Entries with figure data

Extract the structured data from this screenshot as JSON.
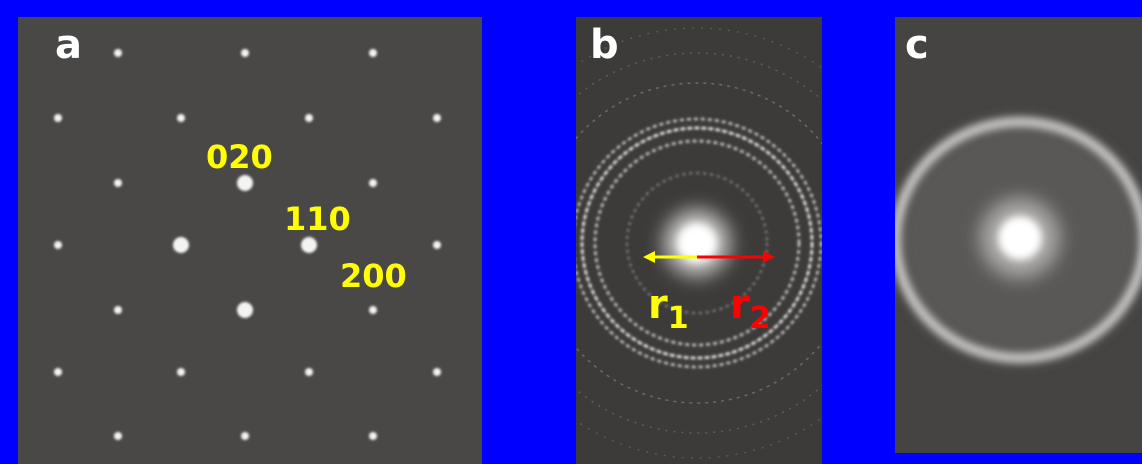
{
  "panels": [
    {
      "label": "a",
      "annotations": [
        "020",
        "110",
        "200"
      ]
    },
    {
      "label": "b",
      "annotations": [
        {
          "symbol": "r",
          "subscript": "1"
        },
        {
          "symbol": "r",
          "subscript": "2"
        }
      ]
    },
    {
      "label": "c"
    }
  ]
}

** INSTRUCTIONS TO FOLLOW **
None of the pictures should appear; repeat the records exactly otherwise.

** REPLY TO THE TASK **
Extract the structured data from this screenshot as JSON.
{
  "panels": [
    {
      "label": "a",
      "annotations": [
        "020",
        "110",
        "200"
      ]
    },
    {
      "label": "b",
      "annotations": [
        {
          "symbol": "r",
          "subscript": "1"
        },
        {
          "symbol": "r",
          "subscript": "2"
        }
      ]
    },
    {
      "label": "c"
    }
  ]
}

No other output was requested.